▸ **Provided records**
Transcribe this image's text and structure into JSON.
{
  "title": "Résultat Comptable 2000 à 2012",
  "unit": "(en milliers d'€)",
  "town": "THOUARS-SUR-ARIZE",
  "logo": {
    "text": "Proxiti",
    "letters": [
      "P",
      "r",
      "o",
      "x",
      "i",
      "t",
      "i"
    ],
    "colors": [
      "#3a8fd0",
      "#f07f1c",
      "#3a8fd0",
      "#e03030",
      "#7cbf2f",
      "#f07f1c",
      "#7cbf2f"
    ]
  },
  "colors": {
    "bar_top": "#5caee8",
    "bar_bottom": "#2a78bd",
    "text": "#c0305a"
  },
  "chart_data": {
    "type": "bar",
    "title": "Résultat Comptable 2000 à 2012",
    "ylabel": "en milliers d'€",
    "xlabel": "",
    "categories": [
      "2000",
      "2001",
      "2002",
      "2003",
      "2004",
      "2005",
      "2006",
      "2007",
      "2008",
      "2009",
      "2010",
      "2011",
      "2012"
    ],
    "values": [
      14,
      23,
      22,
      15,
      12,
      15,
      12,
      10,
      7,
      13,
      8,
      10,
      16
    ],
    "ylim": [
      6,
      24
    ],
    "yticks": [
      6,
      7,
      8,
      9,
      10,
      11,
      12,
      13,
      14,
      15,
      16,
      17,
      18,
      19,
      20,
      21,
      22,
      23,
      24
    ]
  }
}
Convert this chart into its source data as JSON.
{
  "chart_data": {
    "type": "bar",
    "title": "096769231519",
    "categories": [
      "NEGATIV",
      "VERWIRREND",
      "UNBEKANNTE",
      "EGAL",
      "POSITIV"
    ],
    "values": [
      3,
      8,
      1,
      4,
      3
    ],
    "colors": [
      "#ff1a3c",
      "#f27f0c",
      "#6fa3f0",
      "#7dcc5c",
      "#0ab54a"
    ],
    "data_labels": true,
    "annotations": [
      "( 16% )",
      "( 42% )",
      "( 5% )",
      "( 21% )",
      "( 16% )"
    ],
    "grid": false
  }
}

▸ **Set task**
Scan the listing above for the word "JSON" and copy every line that holds it.

▸ **Expected answer**
Transcribe this image's text and structure into JSON.
Convert this chart into its source data as JSON.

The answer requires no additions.